⟨

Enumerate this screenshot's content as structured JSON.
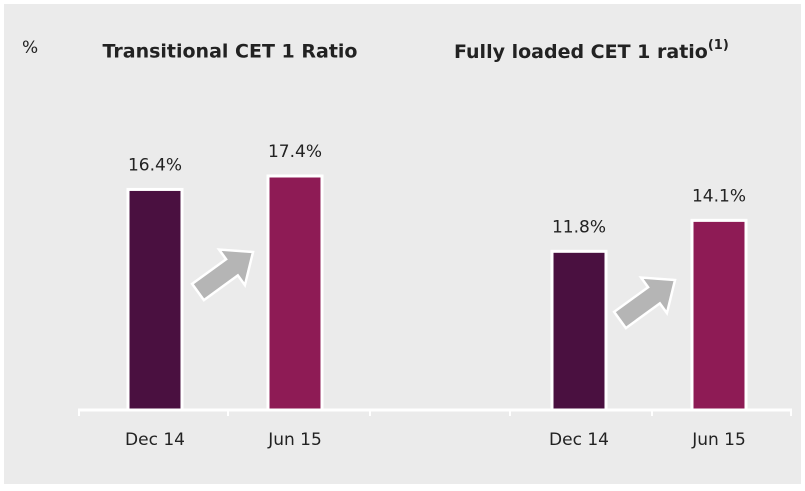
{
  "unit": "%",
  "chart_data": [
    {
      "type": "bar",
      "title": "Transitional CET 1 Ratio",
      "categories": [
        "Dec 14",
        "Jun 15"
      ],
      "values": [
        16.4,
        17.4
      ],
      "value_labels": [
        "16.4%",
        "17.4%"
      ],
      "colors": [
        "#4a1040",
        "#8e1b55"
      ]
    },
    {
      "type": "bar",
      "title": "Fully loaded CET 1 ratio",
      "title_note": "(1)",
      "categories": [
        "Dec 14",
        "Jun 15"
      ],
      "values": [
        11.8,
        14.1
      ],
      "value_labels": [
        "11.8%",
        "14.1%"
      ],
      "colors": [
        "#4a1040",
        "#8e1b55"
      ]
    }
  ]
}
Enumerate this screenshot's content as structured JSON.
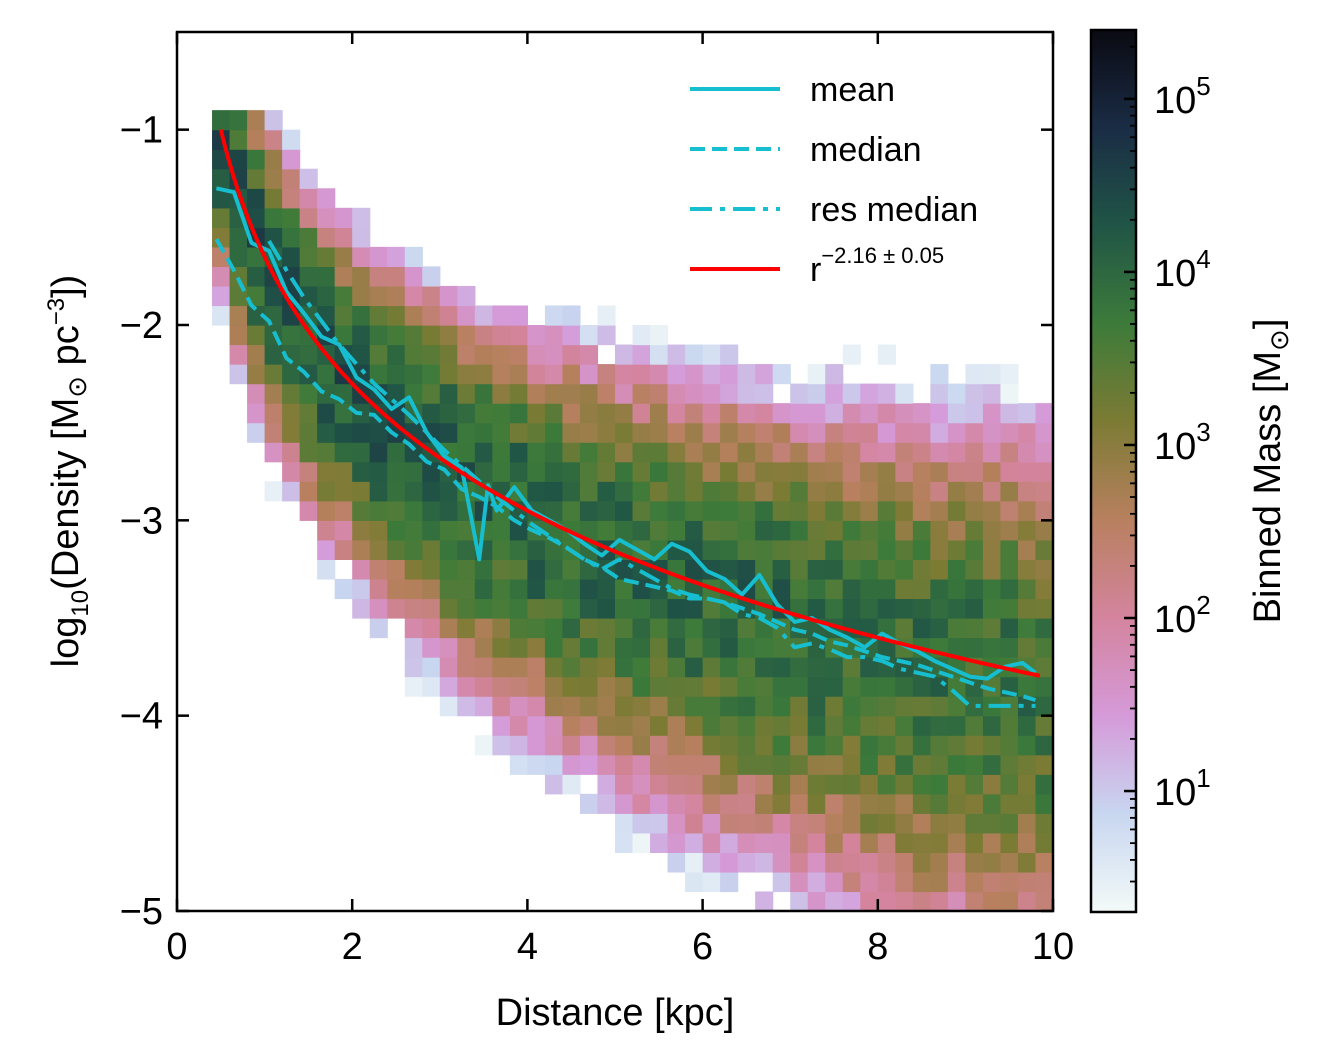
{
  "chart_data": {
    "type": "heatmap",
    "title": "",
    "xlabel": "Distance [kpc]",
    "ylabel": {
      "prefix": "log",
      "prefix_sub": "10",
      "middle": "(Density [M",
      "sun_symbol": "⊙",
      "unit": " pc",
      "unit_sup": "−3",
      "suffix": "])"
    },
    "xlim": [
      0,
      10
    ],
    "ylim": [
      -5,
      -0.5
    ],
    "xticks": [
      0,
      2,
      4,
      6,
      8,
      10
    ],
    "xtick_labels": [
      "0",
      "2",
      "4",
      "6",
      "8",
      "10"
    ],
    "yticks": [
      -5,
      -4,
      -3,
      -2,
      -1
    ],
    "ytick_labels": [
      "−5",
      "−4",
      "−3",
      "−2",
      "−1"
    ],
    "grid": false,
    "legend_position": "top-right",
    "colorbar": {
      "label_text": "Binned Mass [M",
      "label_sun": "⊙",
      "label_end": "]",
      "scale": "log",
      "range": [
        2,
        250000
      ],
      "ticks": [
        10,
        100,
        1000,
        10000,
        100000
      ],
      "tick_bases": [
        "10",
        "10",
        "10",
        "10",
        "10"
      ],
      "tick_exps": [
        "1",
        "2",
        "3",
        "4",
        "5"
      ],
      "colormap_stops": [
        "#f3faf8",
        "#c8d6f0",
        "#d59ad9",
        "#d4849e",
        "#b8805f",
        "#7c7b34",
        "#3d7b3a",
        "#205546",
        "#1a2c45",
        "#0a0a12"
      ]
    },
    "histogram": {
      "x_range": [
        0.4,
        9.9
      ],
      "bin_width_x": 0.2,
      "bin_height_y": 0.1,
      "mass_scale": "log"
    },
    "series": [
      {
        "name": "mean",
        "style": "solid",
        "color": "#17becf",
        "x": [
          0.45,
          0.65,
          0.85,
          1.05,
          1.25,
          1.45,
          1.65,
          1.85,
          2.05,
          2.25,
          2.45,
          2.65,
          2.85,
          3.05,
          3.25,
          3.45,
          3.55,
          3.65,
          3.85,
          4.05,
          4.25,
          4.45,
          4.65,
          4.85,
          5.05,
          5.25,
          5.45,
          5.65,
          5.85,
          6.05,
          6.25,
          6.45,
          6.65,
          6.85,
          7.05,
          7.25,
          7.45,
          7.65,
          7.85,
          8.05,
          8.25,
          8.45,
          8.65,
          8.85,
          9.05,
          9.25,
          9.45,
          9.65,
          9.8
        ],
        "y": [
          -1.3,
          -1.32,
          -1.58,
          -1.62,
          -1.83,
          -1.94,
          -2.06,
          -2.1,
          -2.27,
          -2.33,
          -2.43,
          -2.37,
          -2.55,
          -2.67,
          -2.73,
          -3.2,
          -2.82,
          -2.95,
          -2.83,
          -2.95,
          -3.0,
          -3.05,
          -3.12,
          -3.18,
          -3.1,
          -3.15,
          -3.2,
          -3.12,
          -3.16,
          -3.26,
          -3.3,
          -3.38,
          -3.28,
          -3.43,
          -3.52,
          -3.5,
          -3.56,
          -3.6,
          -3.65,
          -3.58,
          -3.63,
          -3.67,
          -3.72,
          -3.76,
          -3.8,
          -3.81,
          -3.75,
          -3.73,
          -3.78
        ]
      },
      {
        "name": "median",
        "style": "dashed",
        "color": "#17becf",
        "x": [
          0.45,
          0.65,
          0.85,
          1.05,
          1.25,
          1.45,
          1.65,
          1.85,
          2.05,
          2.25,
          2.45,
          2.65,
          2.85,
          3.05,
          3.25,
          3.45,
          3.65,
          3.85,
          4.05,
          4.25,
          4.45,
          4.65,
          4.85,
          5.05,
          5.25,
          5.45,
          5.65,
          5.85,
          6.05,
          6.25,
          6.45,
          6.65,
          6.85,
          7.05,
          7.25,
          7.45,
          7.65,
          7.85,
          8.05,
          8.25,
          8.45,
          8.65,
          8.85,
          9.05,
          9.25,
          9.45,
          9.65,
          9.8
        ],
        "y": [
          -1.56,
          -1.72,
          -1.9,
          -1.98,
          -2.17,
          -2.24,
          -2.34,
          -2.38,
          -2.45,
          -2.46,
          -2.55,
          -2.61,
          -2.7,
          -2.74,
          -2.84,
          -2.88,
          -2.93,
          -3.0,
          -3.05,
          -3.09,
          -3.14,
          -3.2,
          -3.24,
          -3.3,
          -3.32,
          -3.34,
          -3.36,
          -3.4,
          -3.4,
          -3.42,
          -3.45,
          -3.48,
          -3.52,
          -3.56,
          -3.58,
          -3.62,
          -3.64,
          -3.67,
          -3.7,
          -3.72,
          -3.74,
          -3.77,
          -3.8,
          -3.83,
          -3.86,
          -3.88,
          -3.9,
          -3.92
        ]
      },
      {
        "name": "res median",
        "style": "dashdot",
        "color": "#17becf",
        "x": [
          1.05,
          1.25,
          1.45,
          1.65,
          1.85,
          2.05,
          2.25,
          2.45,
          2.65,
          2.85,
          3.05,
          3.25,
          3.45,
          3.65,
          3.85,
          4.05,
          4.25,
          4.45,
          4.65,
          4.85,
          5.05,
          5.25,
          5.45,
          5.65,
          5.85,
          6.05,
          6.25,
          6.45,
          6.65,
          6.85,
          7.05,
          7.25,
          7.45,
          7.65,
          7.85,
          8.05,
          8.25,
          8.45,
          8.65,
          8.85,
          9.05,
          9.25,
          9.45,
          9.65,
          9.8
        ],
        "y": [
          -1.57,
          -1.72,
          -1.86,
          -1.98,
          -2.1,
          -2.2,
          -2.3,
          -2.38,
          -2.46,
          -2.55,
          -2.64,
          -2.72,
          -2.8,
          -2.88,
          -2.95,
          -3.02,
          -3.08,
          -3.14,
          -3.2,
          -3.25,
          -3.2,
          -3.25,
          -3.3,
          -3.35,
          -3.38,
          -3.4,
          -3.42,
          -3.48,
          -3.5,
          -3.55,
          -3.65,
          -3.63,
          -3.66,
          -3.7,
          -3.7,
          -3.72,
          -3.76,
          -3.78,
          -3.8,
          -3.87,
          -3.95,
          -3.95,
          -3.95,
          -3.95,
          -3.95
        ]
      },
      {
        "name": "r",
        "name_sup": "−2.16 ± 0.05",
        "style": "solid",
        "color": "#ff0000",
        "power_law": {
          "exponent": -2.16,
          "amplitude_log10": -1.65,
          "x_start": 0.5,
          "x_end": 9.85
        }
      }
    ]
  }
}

⟩

_PROBLEM STATEMENT_. Retype all of the entries exactly as written, leaving out any images.

_EXERCISE SOLUTION_.
Enumerate this screenshot's content as structured JSON.
{
  "unit": "%",
  "chart_data": [
    {
      "type": "bar",
      "title": "Transitional CET 1 Ratio",
      "categories": [
        "Dec 14",
        "Jun 15"
      ],
      "values": [
        16.4,
        17.4
      ],
      "value_labels": [
        "16.4%",
        "17.4%"
      ],
      "colors": [
        "#4a1040",
        "#8e1b55"
      ]
    },
    {
      "type": "bar",
      "title": "Fully loaded CET 1 ratio",
      "title_note": "(1)",
      "categories": [
        "Dec 14",
        "Jun 15"
      ],
      "values": [
        11.8,
        14.1
      ],
      "value_labels": [
        "11.8%",
        "14.1%"
      ],
      "colors": [
        "#4a1040",
        "#8e1b55"
      ]
    }
  ]
}
Enumerate this screenshot's content as structured JSON.
{
  "chart_data": {
    "type": "heatmap",
    "title": "",
    "xlabel": "Distance [kpc]",
    "ylabel": {
      "prefix": "log",
      "prefix_sub": "10",
      "middle": "(Density [M",
      "sun_symbol": "⊙",
      "unit": " pc",
      "unit_sup": "−3",
      "suffix": "])"
    },
    "xlim": [
      0,
      10
    ],
    "ylim": [
      -5,
      -0.5
    ],
    "xticks": [
      0,
      2,
      4,
      6,
      8,
      10
    ],
    "xtick_labels": [
      "0",
      "2",
      "4",
      "6",
      "8",
      "10"
    ],
    "yticks": [
      -5,
      -4,
      -3,
      -2,
      -1
    ],
    "ytick_labels": [
      "−5",
      "−4",
      "−3",
      "−2",
      "−1"
    ],
    "grid": false,
    "legend_position": "top-right",
    "colorbar": {
      "label_text": "Binned Mass [M",
      "label_sun": "⊙",
      "label_end": "]",
      "scale": "log",
      "range": [
        2,
        250000
      ],
      "ticks": [
        10,
        100,
        1000,
        10000,
        100000
      ],
      "tick_bases": [
        "10",
        "10",
        "10",
        "10",
        "10"
      ],
      "tick_exps": [
        "1",
        "2",
        "3",
        "4",
        "5"
      ],
      "colormap_stops": [
        "#f3faf8",
        "#c8d6f0",
        "#d59ad9",
        "#d4849e",
        "#b8805f",
        "#7c7b34",
        "#3d7b3a",
        "#205546",
        "#1a2c45",
        "#0a0a12"
      ]
    },
    "histogram": {
      "x_range": [
        0.4,
        9.9
      ],
      "bin_width_x": 0.2,
      "bin_height_y": 0.1,
      "mass_scale": "log"
    },
    "series": [
      {
        "name": "mean",
        "style": "solid",
        "color": "#17becf",
        "x": [
          0.45,
          0.65,
          0.85,
          1.05,
          1.25,
          1.45,
          1.65,
          1.85,
          2.05,
          2.25,
          2.45,
          2.65,
          2.85,
          3.05,
          3.25,
          3.45,
          3.55,
          3.65,
          3.85,
          4.05,
          4.25,
          4.45,
          4.65,
          4.85,
          5.05,
          5.25,
          5.45,
          5.65,
          5.85,
          6.05,
          6.25,
          6.45,
          6.65,
          6.85,
          7.05,
          7.25,
          7.45,
          7.65,
          7.85,
          8.05,
          8.25,
          8.45,
          8.65,
          8.85,
          9.05,
          9.25,
          9.45,
          9.65,
          9.8
        ],
        "y": [
          -1.3,
          -1.32,
          -1.58,
          -1.62,
          -1.83,
          -1.94,
          -2.06,
          -2.1,
          -2.27,
          -2.33,
          -2.43,
          -2.37,
          -2.55,
          -2.67,
          -2.73,
          -3.2,
          -2.82,
          -2.95,
          -2.83,
          -2.95,
          -3.0,
          -3.05,
          -3.12,
          -3.18,
          -3.1,
          -3.15,
          -3.2,
          -3.12,
          -3.16,
          -3.26,
          -3.3,
          -3.38,
          -3.28,
          -3.43,
          -3.52,
          -3.5,
          -3.56,
          -3.6,
          -3.65,
          -3.58,
          -3.63,
          -3.67,
          -3.72,
          -3.76,
          -3.8,
          -3.81,
          -3.75,
          -3.73,
          -3.78
        ]
      },
      {
        "name": "median",
        "style": "dashed",
        "color": "#17becf",
        "x": [
          0.45,
          0.65,
          0.85,
          1.05,
          1.25,
          1.45,
          1.65,
          1.85,
          2.05,
          2.25,
          2.45,
          2.65,
          2.85,
          3.05,
          3.25,
          3.45,
          3.65,
          3.85,
          4.05,
          4.25,
          4.45,
          4.65,
          4.85,
          5.05,
          5.25,
          5.45,
          5.65,
          5.85,
          6.05,
          6.25,
          6.45,
          6.65,
          6.85,
          7.05,
          7.25,
          7.45,
          7.65,
          7.85,
          8.05,
          8.25,
          8.45,
          8.65,
          8.85,
          9.05,
          9.25,
          9.45,
          9.65,
          9.8
        ],
        "y": [
          -1.56,
          -1.72,
          -1.9,
          -1.98,
          -2.17,
          -2.24,
          -2.34,
          -2.38,
          -2.45,
          -2.46,
          -2.55,
          -2.61,
          -2.7,
          -2.74,
          -2.84,
          -2.88,
          -2.93,
          -3.0,
          -3.05,
          -3.09,
          -3.14,
          -3.2,
          -3.24,
          -3.3,
          -3.32,
          -3.34,
          -3.36,
          -3.4,
          -3.4,
          -3.42,
          -3.45,
          -3.48,
          -3.52,
          -3.56,
          -3.58,
          -3.62,
          -3.64,
          -3.67,
          -3.7,
          -3.72,
          -3.74,
          -3.77,
          -3.8,
          -3.83,
          -3.86,
          -3.88,
          -3.9,
          -3.92
        ]
      },
      {
        "name": "res median",
        "style": "dashdot",
        "color": "#17becf",
        "x": [
          1.05,
          1.25,
          1.45,
          1.65,
          1.85,
          2.05,
          2.25,
          2.45,
          2.65,
          2.85,
          3.05,
          3.25,
          3.45,
          3.65,
          3.85,
          4.05,
          4.25,
          4.45,
          4.65,
          4.85,
          5.05,
          5.25,
          5.45,
          5.65,
          5.85,
          6.05,
          6.25,
          6.45,
          6.65,
          6.85,
          7.05,
          7.25,
          7.45,
          7.65,
          7.85,
          8.05,
          8.25,
          8.45,
          8.65,
          8.85,
          9.05,
          9.25,
          9.45,
          9.65,
          9.8
        ],
        "y": [
          -1.57,
          -1.72,
          -1.86,
          -1.98,
          -2.1,
          -2.2,
          -2.3,
          -2.38,
          -2.46,
          -2.55,
          -2.64,
          -2.72,
          -2.8,
          -2.88,
          -2.95,
          -3.02,
          -3.08,
          -3.14,
          -3.2,
          -3.25,
          -3.2,
          -3.25,
          -3.3,
          -3.35,
          -3.38,
          -3.4,
          -3.42,
          -3.48,
          -3.5,
          -3.55,
          -3.65,
          -3.63,
          -3.66,
          -3.7,
          -3.7,
          -3.72,
          -3.76,
          -3.78,
          -3.8,
          -3.87,
          -3.95,
          -3.95,
          -3.95,
          -3.95,
          -3.95
        ]
      },
      {
        "name": "r",
        "name_sup": "−2.16 ± 0.05",
        "style": "solid",
        "color": "#ff0000",
        "power_law": {
          "exponent": -2.16,
          "amplitude_log10": -1.65,
          "x_start": 0.5,
          "x_end": 9.85
        }
      }
    ]
  }
}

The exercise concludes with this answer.